→ Material for this task:
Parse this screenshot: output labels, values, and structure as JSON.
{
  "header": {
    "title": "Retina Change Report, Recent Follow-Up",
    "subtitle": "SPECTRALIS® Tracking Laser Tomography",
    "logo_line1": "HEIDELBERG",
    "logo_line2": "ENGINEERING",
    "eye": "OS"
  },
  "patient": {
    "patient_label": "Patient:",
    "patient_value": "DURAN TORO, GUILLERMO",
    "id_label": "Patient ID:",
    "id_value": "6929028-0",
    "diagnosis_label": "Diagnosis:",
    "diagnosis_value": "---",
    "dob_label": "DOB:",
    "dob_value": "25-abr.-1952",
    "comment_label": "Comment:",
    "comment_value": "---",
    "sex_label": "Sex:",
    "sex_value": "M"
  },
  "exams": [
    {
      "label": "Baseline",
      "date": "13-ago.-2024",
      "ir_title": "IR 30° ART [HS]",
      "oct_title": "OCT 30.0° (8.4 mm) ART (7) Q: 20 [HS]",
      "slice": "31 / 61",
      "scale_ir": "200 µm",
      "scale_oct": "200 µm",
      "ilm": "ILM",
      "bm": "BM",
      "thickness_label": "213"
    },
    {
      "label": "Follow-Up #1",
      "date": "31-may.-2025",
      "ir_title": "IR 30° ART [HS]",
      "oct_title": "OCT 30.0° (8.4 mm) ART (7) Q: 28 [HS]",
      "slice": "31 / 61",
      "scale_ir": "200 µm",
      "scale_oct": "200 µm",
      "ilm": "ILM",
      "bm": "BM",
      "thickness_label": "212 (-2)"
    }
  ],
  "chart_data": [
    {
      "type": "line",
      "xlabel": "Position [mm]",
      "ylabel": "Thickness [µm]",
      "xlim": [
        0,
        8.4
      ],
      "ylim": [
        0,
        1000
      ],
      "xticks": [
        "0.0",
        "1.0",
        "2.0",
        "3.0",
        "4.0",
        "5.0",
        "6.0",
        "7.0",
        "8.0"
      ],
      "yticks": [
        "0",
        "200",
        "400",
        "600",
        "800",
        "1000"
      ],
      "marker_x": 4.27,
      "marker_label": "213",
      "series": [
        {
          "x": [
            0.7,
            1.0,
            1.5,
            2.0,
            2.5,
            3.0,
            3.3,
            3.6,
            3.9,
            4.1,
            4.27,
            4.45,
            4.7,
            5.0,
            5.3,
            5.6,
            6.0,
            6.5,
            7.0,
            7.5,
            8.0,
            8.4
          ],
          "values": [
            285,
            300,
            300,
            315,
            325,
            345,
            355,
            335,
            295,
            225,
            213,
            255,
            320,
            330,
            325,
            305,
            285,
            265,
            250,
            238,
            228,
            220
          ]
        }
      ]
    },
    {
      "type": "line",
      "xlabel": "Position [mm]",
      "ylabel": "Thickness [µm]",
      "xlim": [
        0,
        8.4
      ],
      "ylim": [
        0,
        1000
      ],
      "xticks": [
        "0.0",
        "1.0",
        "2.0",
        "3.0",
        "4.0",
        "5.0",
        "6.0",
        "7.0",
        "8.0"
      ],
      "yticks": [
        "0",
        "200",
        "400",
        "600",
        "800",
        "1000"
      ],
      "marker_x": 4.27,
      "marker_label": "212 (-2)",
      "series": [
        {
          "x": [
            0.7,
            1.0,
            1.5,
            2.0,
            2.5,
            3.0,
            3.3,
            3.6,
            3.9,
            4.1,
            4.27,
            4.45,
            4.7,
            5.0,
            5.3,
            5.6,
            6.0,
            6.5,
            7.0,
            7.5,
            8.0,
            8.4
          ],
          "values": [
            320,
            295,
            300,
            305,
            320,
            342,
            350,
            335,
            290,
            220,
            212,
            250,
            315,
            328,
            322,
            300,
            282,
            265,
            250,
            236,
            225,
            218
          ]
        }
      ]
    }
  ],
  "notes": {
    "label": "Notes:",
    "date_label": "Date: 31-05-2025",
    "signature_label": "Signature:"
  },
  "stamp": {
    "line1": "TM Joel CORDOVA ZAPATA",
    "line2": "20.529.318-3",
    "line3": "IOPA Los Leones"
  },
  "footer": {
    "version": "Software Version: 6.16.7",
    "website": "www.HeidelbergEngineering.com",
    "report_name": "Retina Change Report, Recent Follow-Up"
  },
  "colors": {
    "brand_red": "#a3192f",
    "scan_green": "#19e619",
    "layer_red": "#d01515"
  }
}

→ Set problem:
Reproduce the complete set of lines precisely as supplied.

→ Solved exercise:
Parse this screenshot: output labels, values, and structure as JSON.
{
  "header": {
    "title": "Retina Change Report, Recent Follow-Up",
    "subtitle": "SPECTRALIS® Tracking Laser Tomography",
    "logo_line1": "HEIDELBERG",
    "logo_line2": "ENGINEERING",
    "eye": "OS"
  },
  "patient": {
    "patient_label": "Patient:",
    "patient_value": "DURAN TORO, GUILLERMO",
    "id_label": "Patient ID:",
    "id_value": "6929028-0",
    "diagnosis_label": "Diagnosis:",
    "diagnosis_value": "---",
    "dob_label": "DOB:",
    "dob_value": "25-abr.-1952",
    "comment_label": "Comment:",
    "comment_value": "---",
    "sex_label": "Sex:",
    "sex_value": "M"
  },
  "exams": [
    {
      "label": "Baseline",
      "date": "13-ago.-2024",
      "ir_title": "IR 30° ART [HS]",
      "oct_title": "OCT 30.0° (8.4 mm) ART (7) Q: 20 [HS]",
      "slice": "31 / 61",
      "scale_ir": "200 µm",
      "scale_oct": "200 µm",
      "ilm": "ILM",
      "bm": "BM",
      "thickness_label": "213"
    },
    {
      "label": "Follow-Up #1",
      "date": "31-may.-2025",
      "ir_title": "IR 30° ART [HS]",
      "oct_title": "OCT 30.0° (8.4 mm) ART (7) Q: 28 [HS]",
      "slice": "31 / 61",
      "scale_ir": "200 µm",
      "scale_oct": "200 µm",
      "ilm": "ILM",
      "bm": "BM",
      "thickness_label": "212 (-2)"
    }
  ],
  "chart_data": [
    {
      "type": "line",
      "xlabel": "Position [mm]",
      "ylabel": "Thickness [µm]",
      "xlim": [
        0,
        8.4
      ],
      "ylim": [
        0,
        1000
      ],
      "xticks": [
        "0.0",
        "1.0",
        "2.0",
        "3.0",
        "4.0",
        "5.0",
        "6.0",
        "7.0",
        "8.0"
      ],
      "yticks": [
        "0",
        "200",
        "400",
        "600",
        "800",
        "1000"
      ],
      "marker_x": 4.27,
      "marker_label": "213",
      "series": [
        {
          "x": [
            0.7,
            1.0,
            1.5,
            2.0,
            2.5,
            3.0,
            3.3,
            3.6,
            3.9,
            4.1,
            4.27,
            4.45,
            4.7,
            5.0,
            5.3,
            5.6,
            6.0,
            6.5,
            7.0,
            7.5,
            8.0,
            8.4
          ],
          "values": [
            285,
            300,
            300,
            315,
            325,
            345,
            355,
            335,
            295,
            225,
            213,
            255,
            320,
            330,
            325,
            305,
            285,
            265,
            250,
            238,
            228,
            220
          ]
        }
      ]
    },
    {
      "type": "line",
      "xlabel": "Position [mm]",
      "ylabel": "Thickness [µm]",
      "xlim": [
        0,
        8.4
      ],
      "ylim": [
        0,
        1000
      ],
      "xticks": [
        "0.0",
        "1.0",
        "2.0",
        "3.0",
        "4.0",
        "5.0",
        "6.0",
        "7.0",
        "8.0"
      ],
      "yticks": [
        "0",
        "200",
        "400",
        "600",
        "800",
        "1000"
      ],
      "marker_x": 4.27,
      "marker_label": "212 (-2)",
      "series": [
        {
          "x": [
            0.7,
            1.0,
            1.5,
            2.0,
            2.5,
            3.0,
            3.3,
            3.6,
            3.9,
            4.1,
            4.27,
            4.45,
            4.7,
            5.0,
            5.3,
            5.6,
            6.0,
            6.5,
            7.0,
            7.5,
            8.0,
            8.4
          ],
          "values": [
            320,
            295,
            300,
            305,
            320,
            342,
            350,
            335,
            290,
            220,
            212,
            250,
            315,
            328,
            322,
            300,
            282,
            265,
            250,
            236,
            225,
            218
          ]
        }
      ]
    }
  ],
  "notes": {
    "label": "Notes:",
    "date_label": "Date: 31-05-2025",
    "signature_label": "Signature:"
  },
  "stamp": {
    "line1": "TM Joel CORDOVA ZAPATA",
    "line2": "20.529.318-3",
    "line3": "IOPA Los Leones"
  },
  "footer": {
    "version": "Software Version: 6.16.7",
    "website": "www.HeidelbergEngineering.com",
    "report_name": "Retina Change Report, Recent Follow-Up"
  },
  "colors": {
    "brand_red": "#a3192f",
    "scan_green": "#19e619",
    "layer_red": "#d01515"
  }
}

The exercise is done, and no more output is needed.